**Requirement:**
Only the lines from the one with "Enumerate this screenshot's" to the end of the data below should be given again, exactly, with both ends included and pictures omitted.

######

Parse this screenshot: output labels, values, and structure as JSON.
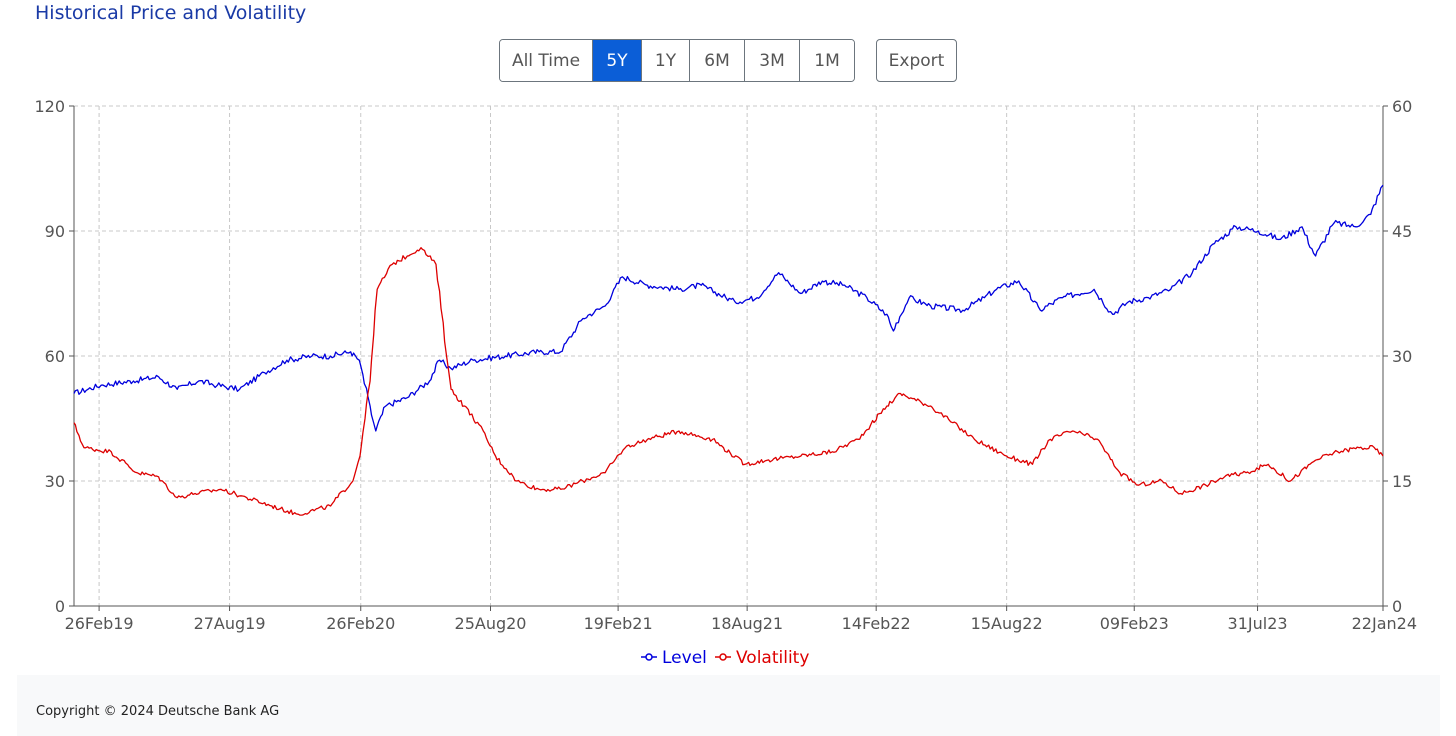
{
  "header": {
    "title": "Historical Price and Volatility"
  },
  "range_buttons": [
    {
      "label": "All Time",
      "active": false
    },
    {
      "label": "5Y",
      "active": true
    },
    {
      "label": "1Y",
      "active": false
    },
    {
      "label": "6M",
      "active": false
    },
    {
      "label": "3M",
      "active": false
    },
    {
      "label": "1M",
      "active": false
    }
  ],
  "export_label": "Export",
  "footer": {
    "copyright": "Copyright © 2024 Deutsche Bank AG"
  },
  "colors": {
    "level": "#0000dd",
    "volatility": "#dd0000",
    "active_button": "#0b5ed7",
    "title": "#1a3aa6"
  },
  "chart_data": {
    "type": "line",
    "x_ticks": [
      "26Feb19",
      "27Aug19",
      "26Feb20",
      "25Aug20",
      "19Feb21",
      "18Aug21",
      "14Feb22",
      "15Aug22",
      "09Feb23",
      "31Jul23",
      "22Jan24"
    ],
    "y_left": {
      "range": [
        0,
        120
      ],
      "ticks": [
        "0",
        "30",
        "60",
        "90",
        "120"
      ]
    },
    "y_right": {
      "range": [
        0,
        60
      ],
      "ticks": [
        "0",
        "15",
        "30",
        "45",
        "60"
      ]
    },
    "grid": true,
    "legend_position": "bottom-center",
    "series": [
      {
        "name": "Level",
        "axis": "left",
        "points": [
          [
            "2019-01-22",
            51
          ],
          [
            "2019-03-01",
            53
          ],
          [
            "2019-04-15",
            54
          ],
          [
            "2019-05-20",
            55
          ],
          [
            "2019-06-15",
            52
          ],
          [
            "2019-07-15",
            54
          ],
          [
            "2019-08-10",
            53
          ],
          [
            "2019-09-10",
            52
          ],
          [
            "2019-10-15",
            56
          ],
          [
            "2019-11-15",
            59
          ],
          [
            "2019-12-20",
            60
          ],
          [
            "2020-01-15",
            60
          ],
          [
            "2020-02-12",
            61
          ],
          [
            "2020-02-24",
            59
          ],
          [
            "2020-03-10",
            48
          ],
          [
            "2020-03-18",
            42
          ],
          [
            "2020-04-01",
            48
          ],
          [
            "2020-05-01",
            50
          ],
          [
            "2020-06-01",
            54
          ],
          [
            "2020-06-15",
            59
          ],
          [
            "2020-07-01",
            57
          ],
          [
            "2020-08-01",
            59
          ],
          [
            "2020-09-15",
            60
          ],
          [
            "2020-11-01",
            61
          ],
          [
            "2020-12-01",
            61
          ],
          [
            "2021-01-01",
            69
          ],
          [
            "2021-02-01",
            72
          ],
          [
            "2021-02-25",
            79
          ],
          [
            "2021-04-01",
            77
          ],
          [
            "2021-05-15",
            76
          ],
          [
            "2021-06-15",
            77
          ],
          [
            "2021-08-01",
            73
          ],
          [
            "2021-09-01",
            74
          ],
          [
            "2021-10-01",
            80
          ],
          [
            "2021-11-01",
            75
          ],
          [
            "2021-12-01",
            78
          ],
          [
            "2022-01-01",
            77
          ],
          [
            "2022-02-01",
            74
          ],
          [
            "2022-03-01",
            70
          ],
          [
            "2022-03-10",
            66
          ],
          [
            "2022-04-01",
            74
          ],
          [
            "2022-05-01",
            72
          ],
          [
            "2022-06-15",
            71
          ],
          [
            "2022-07-15",
            74
          ],
          [
            "2022-08-01",
            76
          ],
          [
            "2022-09-01",
            78
          ],
          [
            "2022-10-01",
            71
          ],
          [
            "2022-11-01",
            74
          ],
          [
            "2022-12-15",
            76
          ],
          [
            "2023-01-10",
            70
          ],
          [
            "2023-02-01",
            73
          ],
          [
            "2023-03-01",
            74
          ],
          [
            "2023-04-01",
            76
          ],
          [
            "2023-05-01",
            80
          ],
          [
            "2023-06-01",
            87
          ],
          [
            "2023-07-01",
            91
          ],
          [
            "2023-08-01",
            90
          ],
          [
            "2023-09-01",
            88
          ],
          [
            "2023-10-01",
            91
          ],
          [
            "2023-10-20",
            84
          ],
          [
            "2023-11-15",
            92
          ],
          [
            "2023-12-15",
            91
          ],
          [
            "2024-01-05",
            94
          ],
          [
            "2024-01-22",
            101
          ]
        ]
      },
      {
        "name": "Volatility",
        "axis": "right",
        "points": [
          [
            "2019-01-22",
            22
          ],
          [
            "2019-02-05",
            19
          ],
          [
            "2019-03-15",
            18.5
          ],
          [
            "2019-04-20",
            16
          ],
          [
            "2019-05-20",
            15.5
          ],
          [
            "2019-06-15",
            13
          ],
          [
            "2019-07-10",
            13.5
          ],
          [
            "2019-08-15",
            14
          ],
          [
            "2019-09-20",
            13
          ],
          [
            "2019-10-25",
            12
          ],
          [
            "2019-12-01",
            11
          ],
          [
            "2020-01-15",
            12
          ],
          [
            "2020-02-15",
            15
          ],
          [
            "2020-02-25",
            18
          ],
          [
            "2020-03-10",
            27
          ],
          [
            "2020-03-20",
            38
          ],
          [
            "2020-04-10",
            41
          ],
          [
            "2020-05-01",
            42
          ],
          [
            "2020-05-20",
            43
          ],
          [
            "2020-06-10",
            41
          ],
          [
            "2020-06-20",
            34
          ],
          [
            "2020-07-01",
            26
          ],
          [
            "2020-07-20",
            24
          ],
          [
            "2020-08-15",
            21
          ],
          [
            "2020-09-01",
            18
          ],
          [
            "2020-10-01",
            15
          ],
          [
            "2020-11-01",
            14
          ],
          [
            "2020-12-01",
            14
          ],
          [
            "2021-01-01",
            15
          ],
          [
            "2021-02-01",
            16
          ],
          [
            "2021-03-01",
            19
          ],
          [
            "2021-04-01",
            20
          ],
          [
            "2021-05-15",
            21
          ],
          [
            "2021-07-01",
            20
          ],
          [
            "2021-08-15",
            17
          ],
          [
            "2021-09-15",
            17.5
          ],
          [
            "2021-11-01",
            18
          ],
          [
            "2021-12-15",
            18.5
          ],
          [
            "2022-01-20",
            20
          ],
          [
            "2022-03-01",
            24
          ],
          [
            "2022-03-20",
            25.5
          ],
          [
            "2022-05-01",
            24
          ],
          [
            "2022-06-01",
            22
          ],
          [
            "2022-07-01",
            20
          ],
          [
            "2022-08-15",
            18
          ],
          [
            "2022-09-20",
            17
          ],
          [
            "2022-10-15",
            20
          ],
          [
            "2022-11-15",
            21
          ],
          [
            "2022-12-20",
            20
          ],
          [
            "2023-01-20",
            16
          ],
          [
            "2023-02-15",
            14.5
          ],
          [
            "2023-03-20",
            15
          ],
          [
            "2023-04-15",
            13.5
          ],
          [
            "2023-05-20",
            14.5
          ],
          [
            "2023-06-15",
            15.5
          ],
          [
            "2023-07-15",
            16
          ],
          [
            "2023-08-15",
            17
          ],
          [
            "2023-09-15",
            15
          ],
          [
            "2023-10-20",
            17.5
          ],
          [
            "2023-11-20",
            18.5
          ],
          [
            "2023-12-20",
            19
          ],
          [
            "2024-01-10",
            19
          ],
          [
            "2024-01-22",
            18
          ]
        ]
      }
    ]
  }
}
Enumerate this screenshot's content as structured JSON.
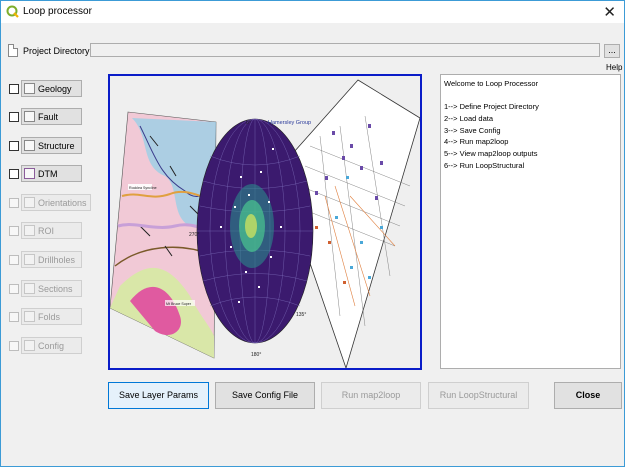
{
  "window": {
    "title": "Loop processor"
  },
  "project": {
    "label": "Project Directory",
    "value": "",
    "browse_label": "...",
    "help_label": "Help"
  },
  "layers": [
    {
      "label": "Geology",
      "enabled": true
    },
    {
      "label": "Fault",
      "enabled": true
    },
    {
      "label": "Structure",
      "enabled": true
    },
    {
      "label": "DTM",
      "enabled": true
    },
    {
      "label": "Orientations",
      "enabled": false
    },
    {
      "label": "ROI",
      "enabled": false
    },
    {
      "label": "Drillholes",
      "enabled": false
    },
    {
      "label": "Sections",
      "enabled": false
    },
    {
      "label": "Folds",
      "enabled": false
    },
    {
      "label": "Config",
      "enabled": false
    }
  ],
  "image": {
    "group_label": "Hamersley Group",
    "map_label": "Rocklea Syncline",
    "map_label2": "Mt Bruce Super",
    "stereonet_labels": [
      "0°",
      "270°",
      "135°",
      "180°"
    ]
  },
  "info": {
    "lines": [
      "Welcome to Loop Processor",
      "",
      "1--> Define Project Directory",
      "2--> Load data",
      "3--> Save Config",
      "4--> Run map2loop",
      "5--> View map2loop outputs",
      "6--> Run LoopStructural"
    ]
  },
  "actions": {
    "save_layer_params": "Save Layer Params",
    "save_config_file": "Save Config File",
    "run_map2loop": "Run map2loop",
    "run_loopstructural": "Run LoopStructural",
    "close": "Close"
  },
  "colors": {
    "accent": "#0078d7",
    "image_border": "#0a1cc8",
    "stereonet": "#3b1a6e"
  }
}
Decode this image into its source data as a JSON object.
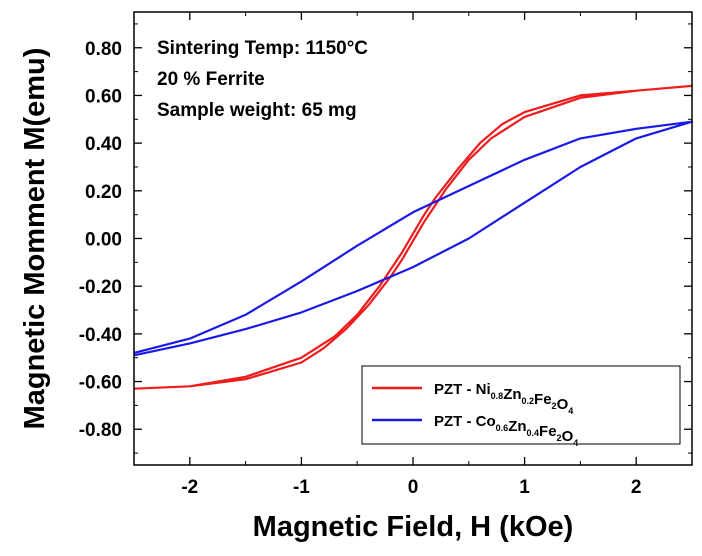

######

**Reply:**
Enumerate this screenshot's content as structured JSON.
{
  "window": {
    "title": "Loop processor"
  },
  "project": {
    "label": "Project Directory",
    "value": "",
    "browse_label": "...",
    "help_label": "Help"
  },
  "layers": [
    {
      "label": "Geology",
      "enabled": true
    },
    {
      "label": "Fault",
      "enabled": true
    },
    {
      "label": "Structure",
      "enabled": true
    },
    {
      "label": "DTM",
      "enabled": true
    },
    {
      "label": "Orientations",
      "enabled": false
    },
    {
      "label": "ROI",
      "enabled": false
    },
    {
      "label": "Drillholes",
      "enabled": false
    },
    {
      "label": "Sections",
      "enabled": false
    },
    {
      "label": "Folds",
      "enabled": false
    },
    {
      "label": "Config",
      "enabled": false
    }
  ],
  "image": {
    "group_label": "Hamersley Group",
    "map_label": "Rocklea Syncline",
    "map_label2": "Mt Bruce Super",
    "stereonet_labels": [
      "0°",
      "270°",
      "135°",
      "180°"
    ]
  },
  "info": {
    "lines": [
      "Welcome to Loop Processor",
      "",
      "1--> Define Project Directory",
      "2--> Load data",
      "3--> Save Config",
      "4--> Run map2loop",
      "5--> View map2loop outputs",
      "6--> Run LoopStructural"
    ]
  },
  "actions": {
    "save_layer_params": "Save Layer Params",
    "save_config_file": "Save Config File",
    "run_map2loop": "Run map2loop",
    "run_loopstructural": "Run LoopStructural",
    "close": "Close"
  },
  "colors": {
    "accent": "#0078d7",
    "image_border": "#0a1cc8",
    "stereonet": "#3b1a6e"
  }
}
Decode this image into its source data as a JSON object.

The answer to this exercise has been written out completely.